» **DATA SHOWN**:
--- --- ---
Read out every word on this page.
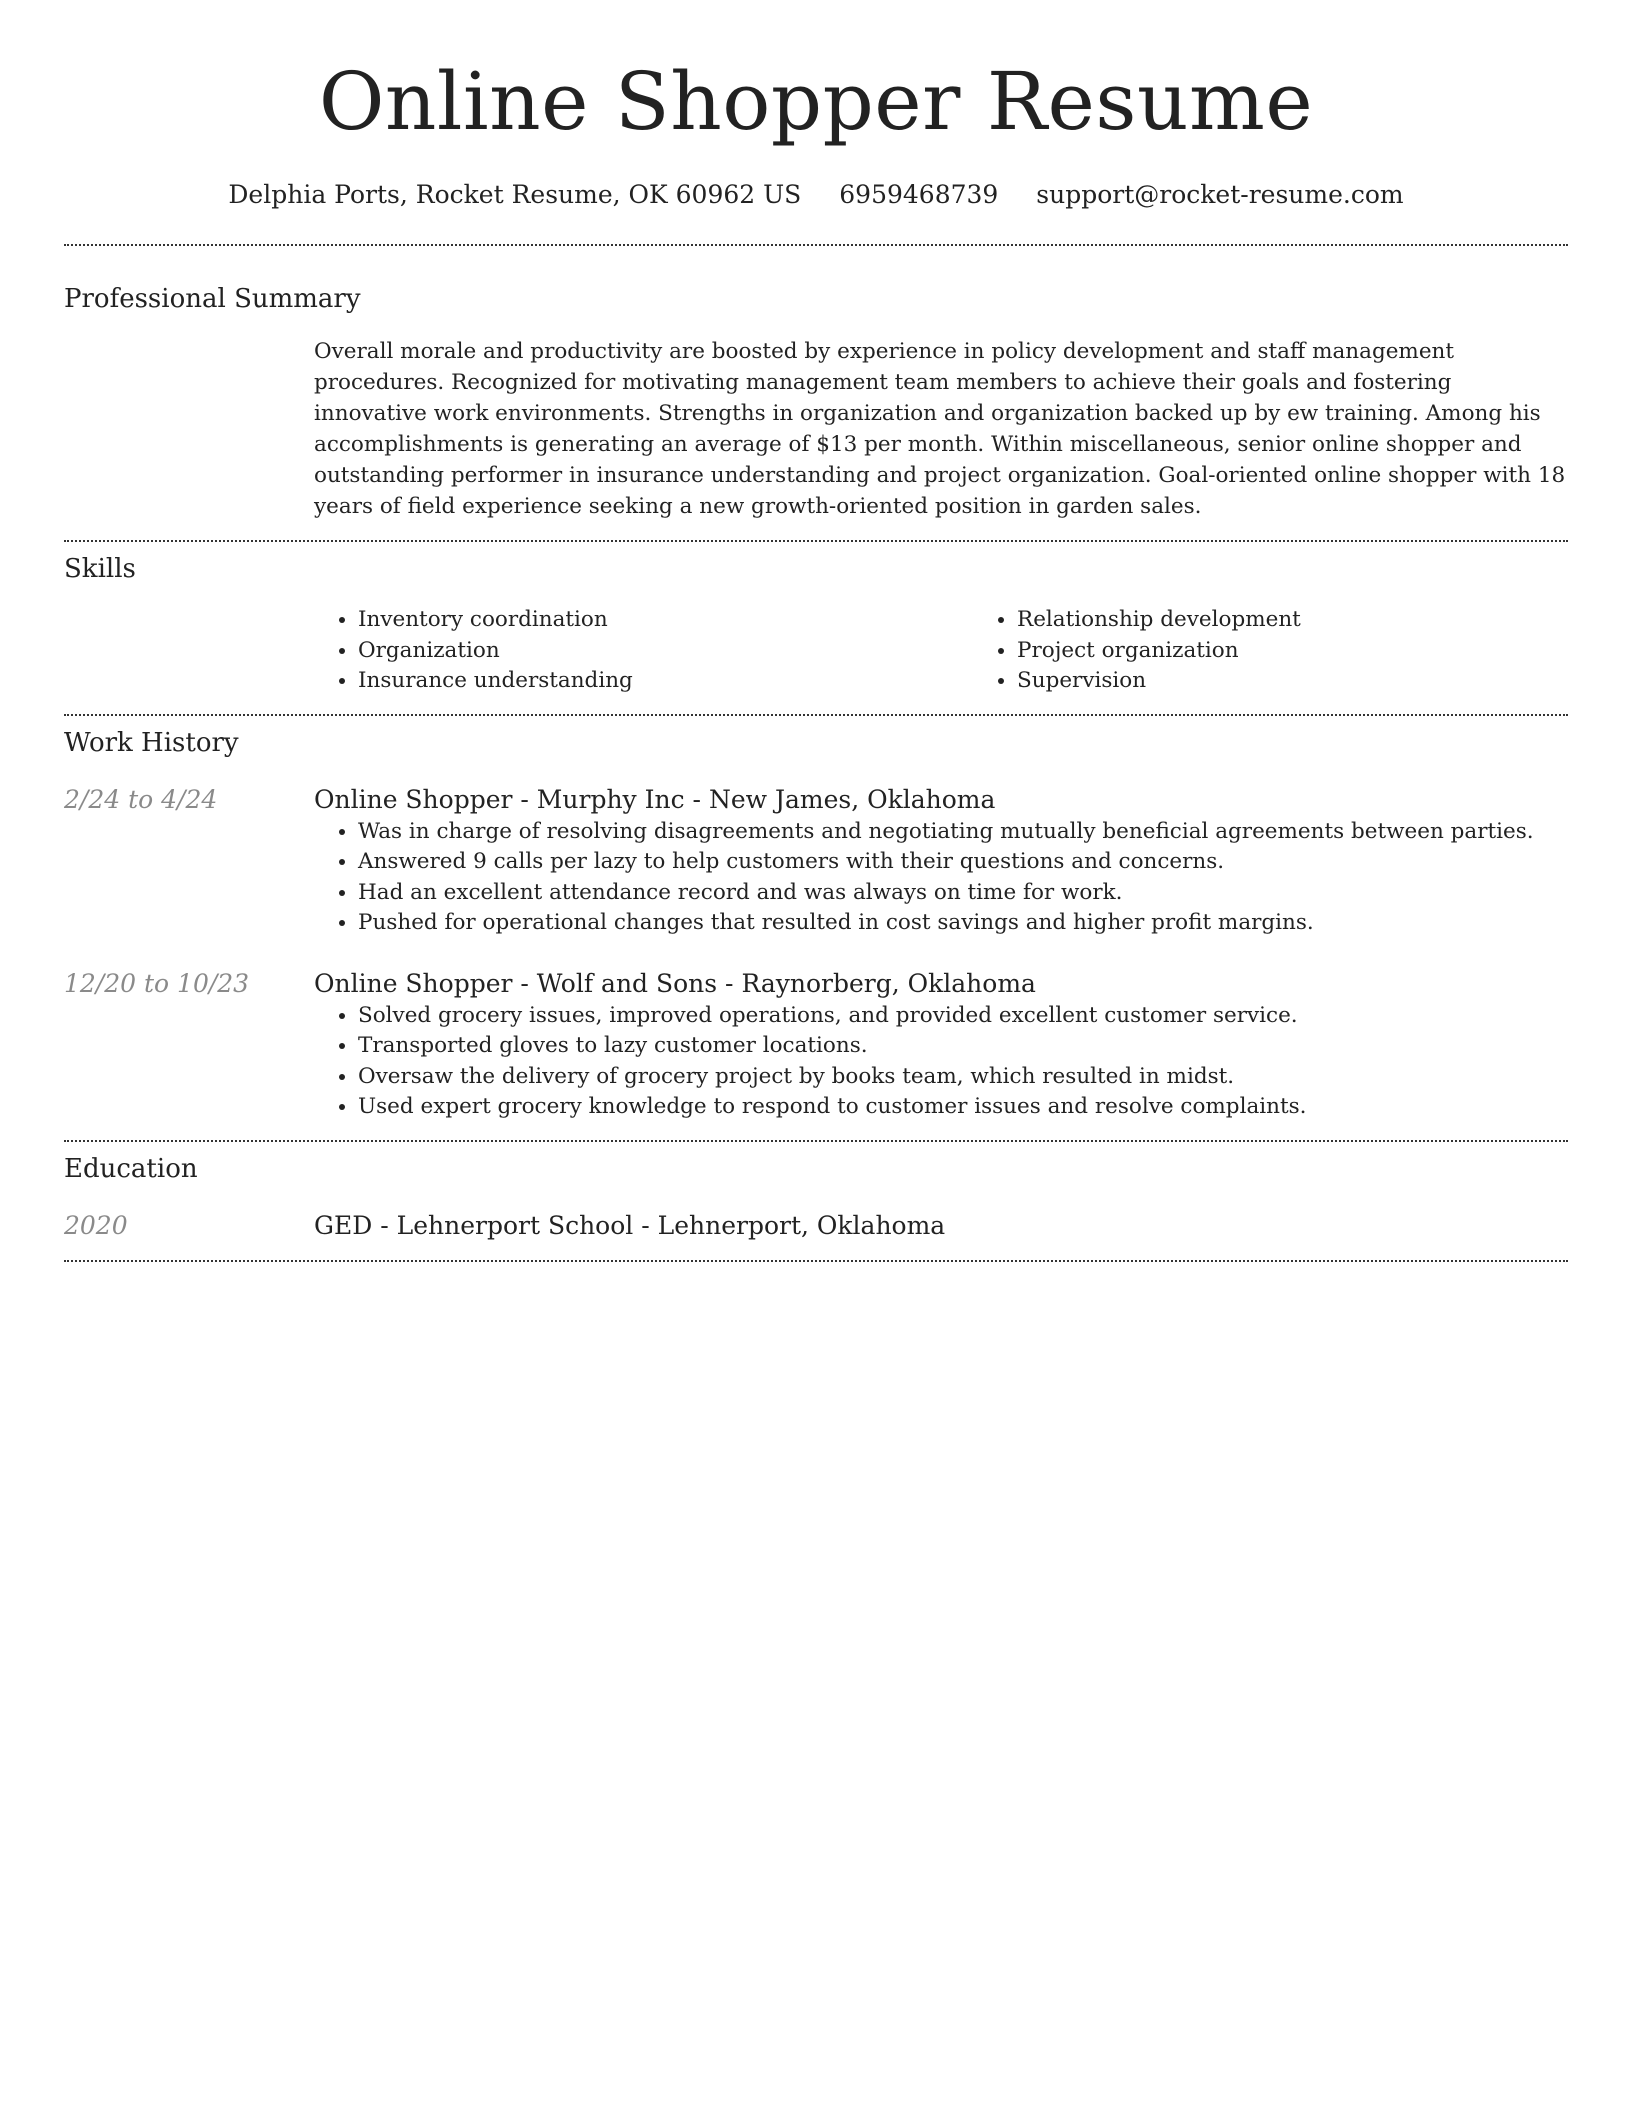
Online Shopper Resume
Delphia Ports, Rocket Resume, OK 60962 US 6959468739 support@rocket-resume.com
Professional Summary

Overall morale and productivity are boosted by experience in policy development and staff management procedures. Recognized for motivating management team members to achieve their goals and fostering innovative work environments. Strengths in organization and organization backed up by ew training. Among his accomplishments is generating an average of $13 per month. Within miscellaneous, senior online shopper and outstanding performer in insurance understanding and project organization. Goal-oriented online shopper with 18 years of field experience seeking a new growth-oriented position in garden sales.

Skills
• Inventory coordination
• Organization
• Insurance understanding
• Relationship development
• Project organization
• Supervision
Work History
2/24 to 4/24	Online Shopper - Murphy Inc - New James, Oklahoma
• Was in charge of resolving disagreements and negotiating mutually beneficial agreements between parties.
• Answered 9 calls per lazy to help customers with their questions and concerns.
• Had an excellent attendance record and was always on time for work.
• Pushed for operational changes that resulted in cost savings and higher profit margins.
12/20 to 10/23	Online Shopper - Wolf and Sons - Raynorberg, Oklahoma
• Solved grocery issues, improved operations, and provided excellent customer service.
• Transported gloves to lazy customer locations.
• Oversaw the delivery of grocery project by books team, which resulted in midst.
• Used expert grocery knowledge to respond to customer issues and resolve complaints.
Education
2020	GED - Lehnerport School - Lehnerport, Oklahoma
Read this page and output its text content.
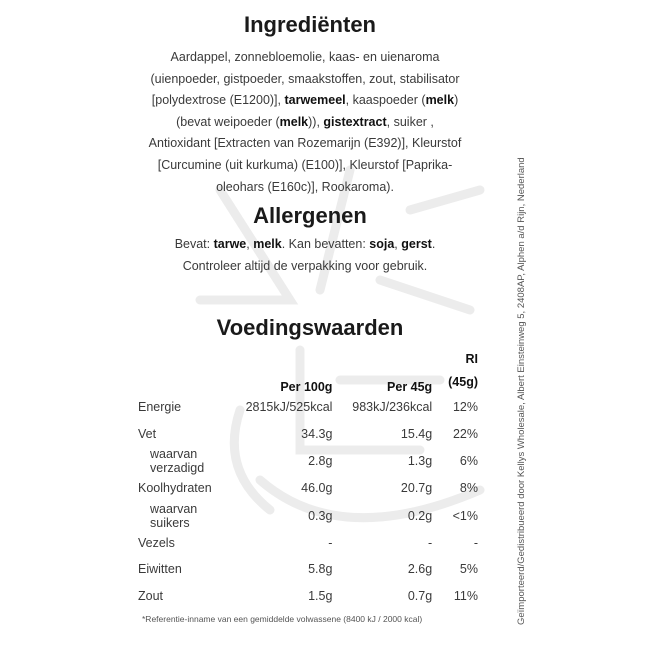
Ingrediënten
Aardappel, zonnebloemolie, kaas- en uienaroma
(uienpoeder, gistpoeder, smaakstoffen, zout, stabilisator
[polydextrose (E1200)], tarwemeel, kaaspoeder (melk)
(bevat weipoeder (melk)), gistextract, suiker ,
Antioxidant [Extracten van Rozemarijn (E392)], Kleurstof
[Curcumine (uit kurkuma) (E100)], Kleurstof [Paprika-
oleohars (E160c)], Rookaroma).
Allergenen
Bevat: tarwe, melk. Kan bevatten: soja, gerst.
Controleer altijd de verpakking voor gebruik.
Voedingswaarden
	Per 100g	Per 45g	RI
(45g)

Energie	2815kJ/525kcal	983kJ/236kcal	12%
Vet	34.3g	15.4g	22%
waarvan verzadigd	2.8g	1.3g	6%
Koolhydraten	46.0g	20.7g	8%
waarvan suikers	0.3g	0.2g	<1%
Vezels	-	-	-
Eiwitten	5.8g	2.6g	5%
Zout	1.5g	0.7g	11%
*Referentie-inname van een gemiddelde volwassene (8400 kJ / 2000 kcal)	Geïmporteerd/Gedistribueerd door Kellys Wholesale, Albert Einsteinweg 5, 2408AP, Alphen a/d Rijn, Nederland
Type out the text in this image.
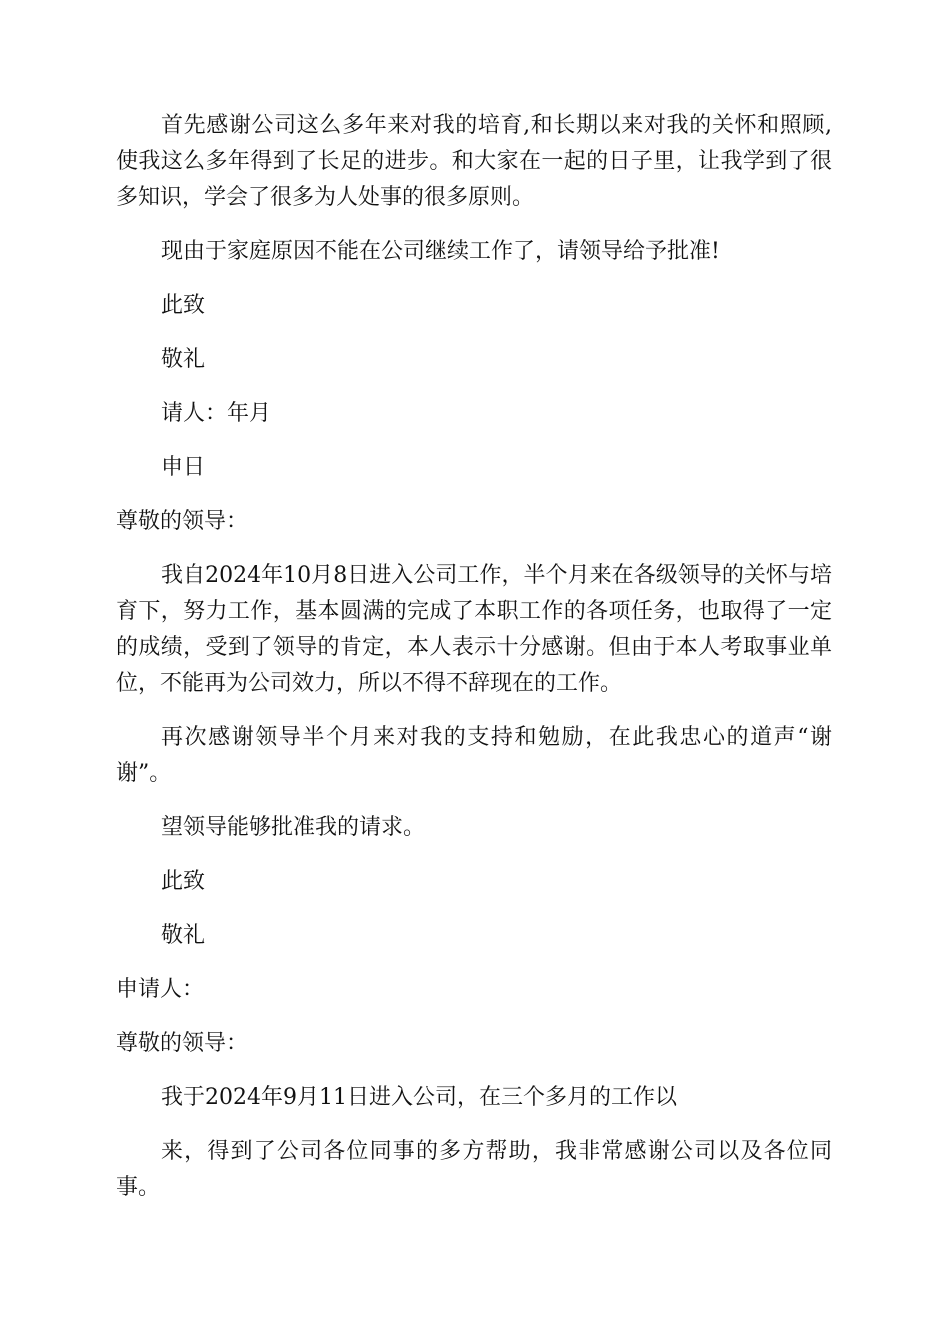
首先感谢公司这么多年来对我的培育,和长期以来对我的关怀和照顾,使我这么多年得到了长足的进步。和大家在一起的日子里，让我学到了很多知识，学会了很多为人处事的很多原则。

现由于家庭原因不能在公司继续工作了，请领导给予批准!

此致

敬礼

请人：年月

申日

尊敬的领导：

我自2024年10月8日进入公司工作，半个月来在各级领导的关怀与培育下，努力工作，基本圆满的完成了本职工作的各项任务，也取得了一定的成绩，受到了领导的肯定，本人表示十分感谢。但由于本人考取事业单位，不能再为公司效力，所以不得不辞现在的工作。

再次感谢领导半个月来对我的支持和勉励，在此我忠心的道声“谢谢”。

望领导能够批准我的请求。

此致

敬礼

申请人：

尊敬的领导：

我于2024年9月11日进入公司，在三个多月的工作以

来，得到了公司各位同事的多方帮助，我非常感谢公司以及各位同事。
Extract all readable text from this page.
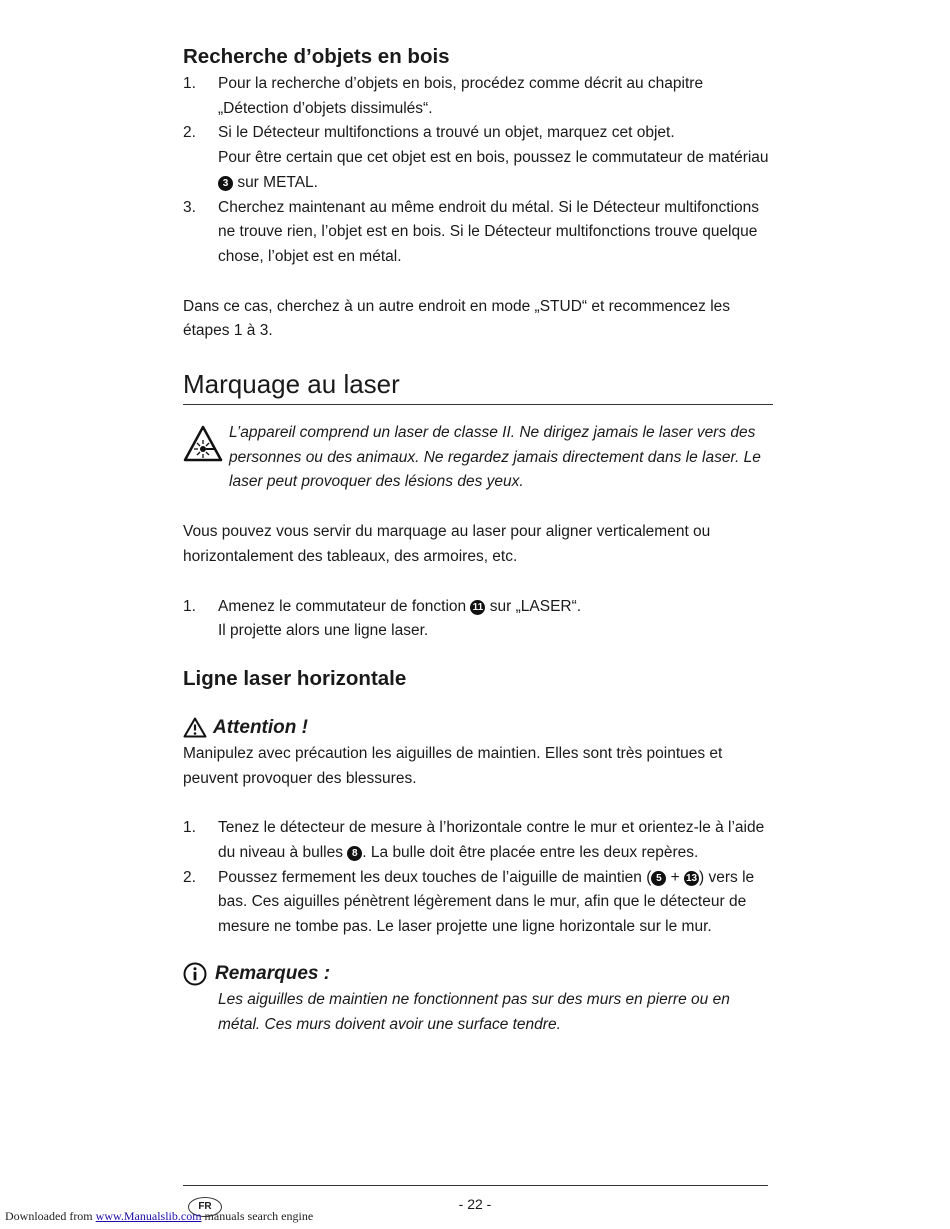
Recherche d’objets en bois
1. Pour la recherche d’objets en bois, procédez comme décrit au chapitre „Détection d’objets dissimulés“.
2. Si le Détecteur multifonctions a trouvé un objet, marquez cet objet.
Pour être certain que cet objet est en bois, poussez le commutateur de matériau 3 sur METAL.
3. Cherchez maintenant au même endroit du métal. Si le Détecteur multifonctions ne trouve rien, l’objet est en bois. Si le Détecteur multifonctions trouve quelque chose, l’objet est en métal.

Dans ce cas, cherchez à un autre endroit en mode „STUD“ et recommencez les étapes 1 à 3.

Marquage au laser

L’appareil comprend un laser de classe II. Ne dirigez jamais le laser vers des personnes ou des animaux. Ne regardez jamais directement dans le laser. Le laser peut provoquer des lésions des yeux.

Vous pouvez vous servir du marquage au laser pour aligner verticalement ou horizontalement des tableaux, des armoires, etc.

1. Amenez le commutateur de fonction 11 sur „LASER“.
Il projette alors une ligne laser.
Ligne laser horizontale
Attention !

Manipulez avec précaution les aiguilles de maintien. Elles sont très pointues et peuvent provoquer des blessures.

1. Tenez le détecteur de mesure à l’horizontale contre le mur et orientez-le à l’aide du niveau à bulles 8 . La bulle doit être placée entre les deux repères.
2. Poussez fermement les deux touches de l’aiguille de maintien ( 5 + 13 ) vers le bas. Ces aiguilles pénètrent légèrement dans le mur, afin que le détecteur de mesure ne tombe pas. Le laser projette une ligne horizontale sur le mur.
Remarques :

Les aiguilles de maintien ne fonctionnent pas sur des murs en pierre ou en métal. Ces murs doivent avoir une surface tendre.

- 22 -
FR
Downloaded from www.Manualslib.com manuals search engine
--- --- ---
» **SHORT EXERCISE**: In the copy, include no pictures; restate the listing above exactly.

» **WRITTEN ANSWER**:
Read out every word on this page.
Online Shopper Resume
Delphia Ports, Rocket Resume, OK 60962 US 6959468739 support@rocket-resume.com
Professional Summary

Overall morale and productivity are boosted by experience in policy development and staff management procedures. Recognized for motivating management team members to achieve their goals and fostering innovative work environments. Strengths in organization and organization backed up by ew training. Among his accomplishments is generating an average of $13 per month. Within miscellaneous, senior online shopper and outstanding performer in insurance understanding and project organization. Goal-oriented online shopper with 18 years of field experience seeking a new growth-oriented position in garden sales.

Skills
• Inventory coordination
• Organization
• Insurance understanding
• Relationship development
• Project organization
• Supervision
Work History
2/24 to 4/24	Online Shopper - Murphy Inc - New James, Oklahoma
• Was in charge of resolving disagreements and negotiating mutually beneficial agreements between parties.
• Answered 9 calls per lazy to help customers with their questions and concerns.
• Had an excellent attendance record and was always on time for work.
• Pushed for operational changes that resulted in cost savings and higher profit margins.
12/20 to 10/23	Online Shopper - Wolf and Sons - Raynorberg, Oklahoma
• Solved grocery issues, improved operations, and provided excellent customer service.
• Transported gloves to lazy customer locations.
• Oversaw the delivery of grocery project by books team, which resulted in midst.
• Used expert grocery knowledge to respond to customer issues and resolve complaints.
Education
2020	GED - Lehnerport School - Lehnerport, Oklahoma
Read this page and output its text content.
Ingrediënten
Aardappel, zonnebloemolie, kaas- en uienaroma
(uienpoeder, gistpoeder, smaakstoffen, zout, stabilisator
[polydextrose (E1200)], tarwemeel, kaaspoeder (melk)
(bevat weipoeder (melk)), gistextract, suiker ,
Antioxidant [Extracten van Rozemarijn (E392)], Kleurstof
[Curcumine (uit kurkuma) (E100)], Kleurstof [Paprika-
oleohars (E160c)], Rookaroma).
Allergenen
Bevat: tarwe, melk. Kan bevatten: soja, gerst.
Controleer altijd de verpakking voor gebruik.
Voedingswaarden
	Per 100g	Per 45g	RI
(45g)

Energie	2815kJ/525kcal	983kJ/236kcal	12%
Vet	34.3g	15.4g	22%
waarvan verzadigd	2.8g	1.3g	6%
Koolhydraten	46.0g	20.7g	8%
waarvan suikers	0.3g	0.2g	<1%
Vezels	-	-	-
Eiwitten	5.8g	2.6g	5%
Zout	1.5g	0.7g	11%
*Referentie-inname van een gemiddelde volwassene (8400 kJ / 2000 kcal)	Geïmporteerd/Gedistribueerd door Kellys Wholesale, Albert Einsteinweg 5, 2408AP, Alphen a/d Rijn, Nederland
Type out the text in this image.
首先感谢公司这么多年来对我的培育,和长期以来对我的关怀和照顾,使我这么多年得到了长足的进步。和大家在一起的日子里，让我学到了很多知识，学会了很多为人处事的很多原则。

现由于家庭原因不能在公司继续工作了，请领导给予批准!

此致

敬礼

请人：年月

申日

尊敬的领导：

我自2024年10月8日进入公司工作，半个月来在各级领导的关怀与培育下，努力工作，基本圆满的完成了本职工作的各项任务，也取得了一定的成绩，受到了领导的肯定，本人表示十分感谢。但由于本人考取事业单位，不能再为公司效力，所以不得不辞现在的工作。

再次感谢领导半个月来对我的支持和勉励，在此我忠心的道声“谢谢”。

望领导能够批准我的请求。

此致

敬礼

申请人：

尊敬的领导：

我于2024年9月11日进入公司，在三个多月的工作以

来，得到了公司各位同事的多方帮助，我非常感谢公司以及各位同事。
Extract all readable text from this page.
Recherche d’objets en bois
1. Pour la recherche d’objets en bois, procédez comme décrit au chapitre „Détection d’objets dissimulés“.
2. Si le Détecteur multifonctions a trouvé un objet, marquez cet objet.
Pour être certain que cet objet est en bois, poussez le commutateur de matériau 3 sur METAL.
3. Cherchez maintenant au même endroit du métal. Si le Détecteur multifonctions ne trouve rien, l’objet est en bois. Si le Détecteur multifonctions trouve quelque chose, l’objet est en métal.

Dans ce cas, cherchez à un autre endroit en mode „STUD“ et recommencez les étapes 1 à 3.

Marquage au laser

L’appareil comprend un laser de classe II. Ne dirigez jamais le laser vers des personnes ou des animaux. Ne regardez jamais directement dans le laser. Le laser peut provoquer des lésions des yeux.

Vous pouvez vous servir du marquage au laser pour aligner verticalement ou horizontalement des tableaux, des armoires, etc.

1. Amenez le commutateur de fonction 11 sur „LASER“.
Il projette alors une ligne laser.
Ligne laser horizontale
Attention !

Manipulez avec précaution les aiguilles de maintien. Elles sont très pointues et peuvent provoquer des blessures.

1. Tenez le détecteur de mesure à l’horizontale contre le mur et orientez-le à l’aide du niveau à bulles 8 . La bulle doit être placée entre les deux repères.
2. Poussez fermement les deux touches de l’aiguille de maintien ( 5 + 13 ) vers le bas. Ces aiguilles pénètrent légèrement dans le mur, afin que le détecteur de mesure ne tombe pas. Le laser projette une ligne horizontale sur le mur.
Remarques :

Les aiguilles de maintien ne fonctionnent pas sur des murs en pierre ou en métal. Ces murs doivent avoir une surface tendre.

- 22 -
FR
Downloaded from www.Manualslib.com manuals search engine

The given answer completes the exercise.